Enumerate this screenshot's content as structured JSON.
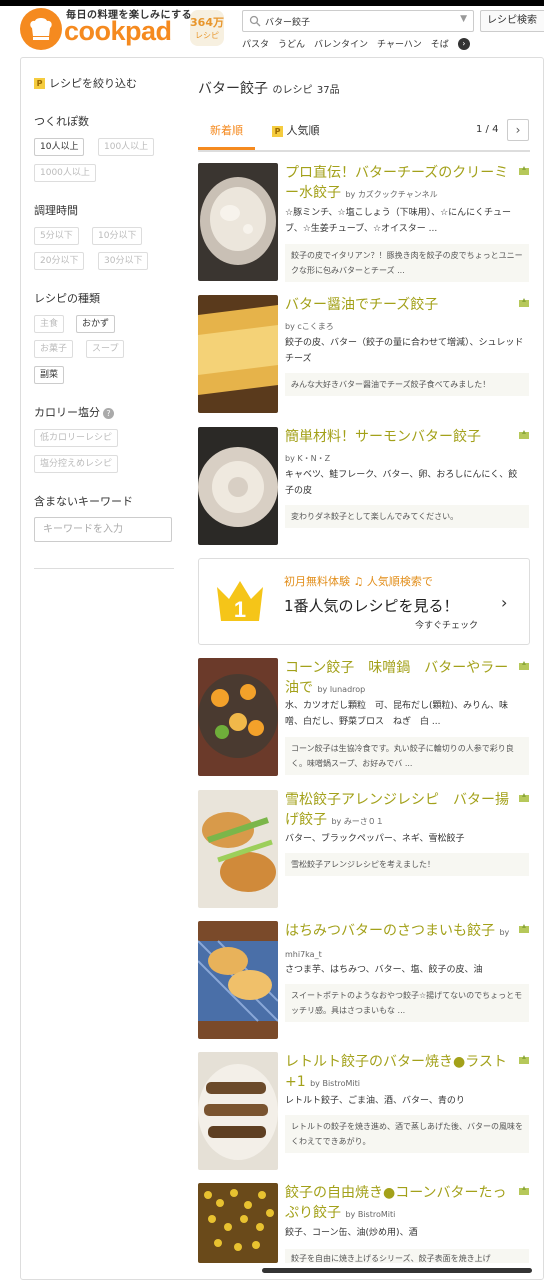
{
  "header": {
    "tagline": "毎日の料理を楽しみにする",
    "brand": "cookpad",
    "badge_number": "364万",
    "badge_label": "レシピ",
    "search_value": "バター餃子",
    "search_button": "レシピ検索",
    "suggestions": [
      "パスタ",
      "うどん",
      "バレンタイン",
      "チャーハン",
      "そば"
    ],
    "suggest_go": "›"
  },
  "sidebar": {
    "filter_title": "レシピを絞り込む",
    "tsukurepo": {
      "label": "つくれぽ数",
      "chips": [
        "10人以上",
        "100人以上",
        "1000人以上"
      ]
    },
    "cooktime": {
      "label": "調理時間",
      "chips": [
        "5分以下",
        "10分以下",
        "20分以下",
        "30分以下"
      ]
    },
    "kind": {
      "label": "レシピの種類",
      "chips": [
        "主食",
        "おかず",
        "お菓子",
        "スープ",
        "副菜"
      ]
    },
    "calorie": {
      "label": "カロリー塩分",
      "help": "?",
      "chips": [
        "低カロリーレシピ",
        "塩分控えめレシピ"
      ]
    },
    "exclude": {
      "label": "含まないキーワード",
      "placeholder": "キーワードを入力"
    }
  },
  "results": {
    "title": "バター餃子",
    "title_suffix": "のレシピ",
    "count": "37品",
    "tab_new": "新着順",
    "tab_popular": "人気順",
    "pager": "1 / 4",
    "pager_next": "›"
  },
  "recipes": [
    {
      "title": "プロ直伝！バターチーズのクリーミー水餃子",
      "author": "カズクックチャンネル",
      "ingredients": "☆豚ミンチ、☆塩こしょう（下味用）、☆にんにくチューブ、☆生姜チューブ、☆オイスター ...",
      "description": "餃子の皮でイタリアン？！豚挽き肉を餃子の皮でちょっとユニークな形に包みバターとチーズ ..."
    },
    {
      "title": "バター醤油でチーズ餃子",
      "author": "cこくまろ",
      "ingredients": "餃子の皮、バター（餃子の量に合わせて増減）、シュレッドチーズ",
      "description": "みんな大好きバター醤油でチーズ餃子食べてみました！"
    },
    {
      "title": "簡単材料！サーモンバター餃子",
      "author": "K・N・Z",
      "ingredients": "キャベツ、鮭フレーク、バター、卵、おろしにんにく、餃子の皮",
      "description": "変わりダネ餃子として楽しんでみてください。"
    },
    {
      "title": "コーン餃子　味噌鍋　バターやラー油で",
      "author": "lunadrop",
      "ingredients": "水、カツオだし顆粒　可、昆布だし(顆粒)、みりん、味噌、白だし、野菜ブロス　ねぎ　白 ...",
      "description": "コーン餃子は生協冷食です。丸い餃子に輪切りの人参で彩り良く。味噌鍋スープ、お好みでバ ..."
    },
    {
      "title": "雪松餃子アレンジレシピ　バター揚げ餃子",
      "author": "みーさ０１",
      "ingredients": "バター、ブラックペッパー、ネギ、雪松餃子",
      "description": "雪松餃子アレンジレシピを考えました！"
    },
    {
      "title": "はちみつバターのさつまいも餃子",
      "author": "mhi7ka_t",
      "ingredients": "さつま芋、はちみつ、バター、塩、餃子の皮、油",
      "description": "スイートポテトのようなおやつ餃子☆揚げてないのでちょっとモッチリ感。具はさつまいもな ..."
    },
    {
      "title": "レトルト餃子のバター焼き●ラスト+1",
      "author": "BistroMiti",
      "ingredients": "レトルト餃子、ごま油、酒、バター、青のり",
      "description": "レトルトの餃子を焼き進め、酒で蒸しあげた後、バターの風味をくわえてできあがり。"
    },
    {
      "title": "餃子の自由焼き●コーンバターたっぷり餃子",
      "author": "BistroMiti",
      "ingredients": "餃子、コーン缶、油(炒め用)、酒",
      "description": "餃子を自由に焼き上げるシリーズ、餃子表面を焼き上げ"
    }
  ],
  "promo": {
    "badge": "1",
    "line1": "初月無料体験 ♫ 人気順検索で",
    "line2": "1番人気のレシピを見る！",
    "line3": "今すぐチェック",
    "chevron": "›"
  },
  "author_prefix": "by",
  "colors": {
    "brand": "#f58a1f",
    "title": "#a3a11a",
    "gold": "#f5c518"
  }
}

..........

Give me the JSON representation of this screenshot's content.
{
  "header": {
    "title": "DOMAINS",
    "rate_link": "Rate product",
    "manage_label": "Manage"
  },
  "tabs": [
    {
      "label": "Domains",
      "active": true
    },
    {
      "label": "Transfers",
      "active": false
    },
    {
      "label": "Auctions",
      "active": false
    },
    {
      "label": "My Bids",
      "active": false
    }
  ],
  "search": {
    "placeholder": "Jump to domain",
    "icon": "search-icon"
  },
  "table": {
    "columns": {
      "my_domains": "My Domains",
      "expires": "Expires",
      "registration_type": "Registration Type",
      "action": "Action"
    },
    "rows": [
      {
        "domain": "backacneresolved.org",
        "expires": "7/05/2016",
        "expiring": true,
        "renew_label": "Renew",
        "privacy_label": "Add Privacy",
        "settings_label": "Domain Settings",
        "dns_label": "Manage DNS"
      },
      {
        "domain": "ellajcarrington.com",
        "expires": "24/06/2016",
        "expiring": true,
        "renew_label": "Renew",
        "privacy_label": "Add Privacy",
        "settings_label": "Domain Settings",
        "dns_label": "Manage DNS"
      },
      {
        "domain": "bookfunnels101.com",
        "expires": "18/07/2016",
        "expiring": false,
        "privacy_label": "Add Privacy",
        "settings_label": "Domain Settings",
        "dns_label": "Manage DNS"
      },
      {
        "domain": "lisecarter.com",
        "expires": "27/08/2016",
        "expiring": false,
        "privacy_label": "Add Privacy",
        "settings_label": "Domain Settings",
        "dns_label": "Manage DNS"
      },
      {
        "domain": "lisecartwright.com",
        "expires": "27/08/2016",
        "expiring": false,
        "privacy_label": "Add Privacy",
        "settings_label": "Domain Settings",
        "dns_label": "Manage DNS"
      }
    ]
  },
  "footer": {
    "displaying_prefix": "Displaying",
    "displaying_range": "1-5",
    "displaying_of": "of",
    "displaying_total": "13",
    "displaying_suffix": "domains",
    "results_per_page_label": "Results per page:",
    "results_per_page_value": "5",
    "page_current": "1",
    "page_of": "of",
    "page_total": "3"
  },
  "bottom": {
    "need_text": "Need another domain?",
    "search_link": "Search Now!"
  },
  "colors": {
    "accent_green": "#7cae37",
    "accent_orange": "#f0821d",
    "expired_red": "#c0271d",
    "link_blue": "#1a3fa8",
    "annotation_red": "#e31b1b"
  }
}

..........

Short task:
In the material above, find each line that contains the word "JSON", and select it.

Task response:
Enumerate this screenshot's content as structured JSON.
Give me the JSON representation of this screenshot's content.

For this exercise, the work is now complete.